### Task brief
Copy out all the records, word for word.

### Extracted data

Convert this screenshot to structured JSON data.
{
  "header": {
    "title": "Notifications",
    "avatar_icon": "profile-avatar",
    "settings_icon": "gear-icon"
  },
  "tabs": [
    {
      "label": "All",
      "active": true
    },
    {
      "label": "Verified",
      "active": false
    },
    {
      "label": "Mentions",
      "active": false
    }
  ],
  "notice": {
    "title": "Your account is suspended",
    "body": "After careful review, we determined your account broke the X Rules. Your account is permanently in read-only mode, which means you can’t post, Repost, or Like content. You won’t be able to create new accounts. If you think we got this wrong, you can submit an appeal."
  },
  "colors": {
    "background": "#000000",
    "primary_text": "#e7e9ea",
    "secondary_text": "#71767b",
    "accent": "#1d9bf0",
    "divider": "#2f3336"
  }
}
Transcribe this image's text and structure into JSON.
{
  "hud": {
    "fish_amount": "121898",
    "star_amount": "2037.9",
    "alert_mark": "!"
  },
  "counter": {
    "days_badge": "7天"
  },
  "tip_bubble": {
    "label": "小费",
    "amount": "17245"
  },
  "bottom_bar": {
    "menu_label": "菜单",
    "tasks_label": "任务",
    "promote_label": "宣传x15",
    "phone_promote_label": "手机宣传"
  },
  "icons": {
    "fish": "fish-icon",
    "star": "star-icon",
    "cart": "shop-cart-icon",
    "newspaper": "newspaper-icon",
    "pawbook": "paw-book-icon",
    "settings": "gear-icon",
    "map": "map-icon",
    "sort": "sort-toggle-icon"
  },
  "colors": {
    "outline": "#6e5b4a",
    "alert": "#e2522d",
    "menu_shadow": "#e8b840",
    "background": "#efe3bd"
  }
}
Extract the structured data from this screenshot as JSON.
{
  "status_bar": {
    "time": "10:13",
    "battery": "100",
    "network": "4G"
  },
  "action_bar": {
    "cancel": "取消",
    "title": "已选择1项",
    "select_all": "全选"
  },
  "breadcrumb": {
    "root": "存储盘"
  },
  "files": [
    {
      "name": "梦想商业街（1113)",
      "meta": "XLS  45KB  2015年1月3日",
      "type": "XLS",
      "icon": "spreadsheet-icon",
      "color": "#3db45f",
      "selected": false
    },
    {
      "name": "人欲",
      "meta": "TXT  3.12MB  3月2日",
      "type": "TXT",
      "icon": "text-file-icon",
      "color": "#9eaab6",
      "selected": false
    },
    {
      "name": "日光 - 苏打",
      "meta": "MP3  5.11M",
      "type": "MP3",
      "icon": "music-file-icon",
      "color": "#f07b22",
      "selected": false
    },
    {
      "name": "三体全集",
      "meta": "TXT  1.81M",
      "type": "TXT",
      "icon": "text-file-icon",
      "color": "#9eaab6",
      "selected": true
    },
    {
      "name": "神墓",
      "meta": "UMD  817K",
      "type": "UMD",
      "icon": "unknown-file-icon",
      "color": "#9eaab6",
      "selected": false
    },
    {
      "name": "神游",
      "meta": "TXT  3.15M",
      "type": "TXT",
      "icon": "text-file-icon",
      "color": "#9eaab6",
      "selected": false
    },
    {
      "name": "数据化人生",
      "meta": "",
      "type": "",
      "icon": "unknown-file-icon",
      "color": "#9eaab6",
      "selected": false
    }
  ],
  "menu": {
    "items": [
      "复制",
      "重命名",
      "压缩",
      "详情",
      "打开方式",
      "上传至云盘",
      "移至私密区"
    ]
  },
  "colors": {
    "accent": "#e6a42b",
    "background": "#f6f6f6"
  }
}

### Reply to the exercise
Convert this screenshot to structured JSON data.
{
  "header": {
    "title": "Notifications",
    "avatar_icon": "profile-avatar",
    "settings_icon": "gear-icon"
  },
  "tabs": [
    {
      "label": "All",
      "active": true
    },
    {
      "label": "Verified",
      "active": false
    },
    {
      "label": "Mentions",
      "active": false
    }
  ],
  "notice": {
    "title": "Your account is suspended",
    "body": "After careful review, we determined your account broke the X Rules. Your account is permanently in read-only mode, which means you can’t post, Repost, or Like content. You won’t be able to create new accounts. If you think we got this wrong, you can submit an appeal."
  },
  "colors": {
    "background": "#000000",
    "primary_text": "#e7e9ea",
    "secondary_text": "#71767b",
    "accent": "#1d9bf0",
    "divider": "#2f3336"
  }
}
Transcribe this image's text and structure into JSON.
{
  "hud": {
    "fish_amount": "121898",
    "star_amount": "2037.9",
    "alert_mark": "!"
  },
  "counter": {
    "days_badge": "7天"
  },
  "tip_bubble": {
    "label": "小费",
    "amount": "17245"
  },
  "bottom_bar": {
    "menu_label": "菜单",
    "tasks_label": "任务",
    "promote_label": "宣传x15",
    "phone_promote_label": "手机宣传"
  },
  "icons": {
    "fish": "fish-icon",
    "star": "star-icon",
    "cart": "shop-cart-icon",
    "newspaper": "newspaper-icon",
    "pawbook": "paw-book-icon",
    "settings": "gear-icon",
    "map": "map-icon",
    "sort": "sort-toggle-icon"
  },
  "colors": {
    "outline": "#6e5b4a",
    "alert": "#e2522d",
    "menu_shadow": "#e8b840",
    "background": "#efe3bd"
  }
}
Extract the structured data from this screenshot as JSON.
{
  "status_bar": {
    "time": "10:13",
    "battery": "100",
    "network": "4G"
  },
  "action_bar": {
    "cancel": "取消",
    "title": "已选择1项",
    "select_all": "全选"
  },
  "breadcrumb": {
    "root": "存储盘"
  },
  "files": [
    {
      "name": "梦想商业街（1113)",
      "meta": "XLS  45KB  2015年1月3日",
      "type": "XLS",
      "icon": "spreadsheet-icon",
      "color": "#3db45f",
      "selected": false
    },
    {
      "name": "人欲",
      "meta": "TXT  3.12MB  3月2日",
      "type": "TXT",
      "icon": "text-file-icon",
      "color": "#9eaab6",
      "selected": false
    },
    {
      "name": "日光 - 苏打",
      "meta": "MP3  5.11M",
      "type": "MP3",
      "icon": "music-file-icon",
      "color": "#f07b22",
      "selected": false
    },
    {
      "name": "三体全集",
      "meta": "TXT  1.81M",
      "type": "TXT",
      "icon": "text-file-icon",
      "color": "#9eaab6",
      "selected": true
    },
    {
      "name": "神墓",
      "meta": "UMD  817K",
      "type": "UMD",
      "icon": "unknown-file-icon",
      "color": "#9eaab6",
      "selected": false
    },
    {
      "name": "神游",
      "meta": "TXT  3.15M",
      "type": "TXT",
      "icon": "text-file-icon",
      "color": "#9eaab6",
      "selected": false
    },
    {
      "name": "数据化人生",
      "meta": "",
      "type": "",
      "icon": "unknown-file-icon",
      "color": "#9eaab6",
      "selected": false
    }
  ],
  "menu": {
    "items": [
      "复制",
      "重命名",
      "压缩",
      "详情",
      "打开方式",
      "上传至云盘",
      "移至私密区"
    ]
  },
  "colors": {
    "accent": "#e6a42b",
    "background": "#f6f6f6"
  }
}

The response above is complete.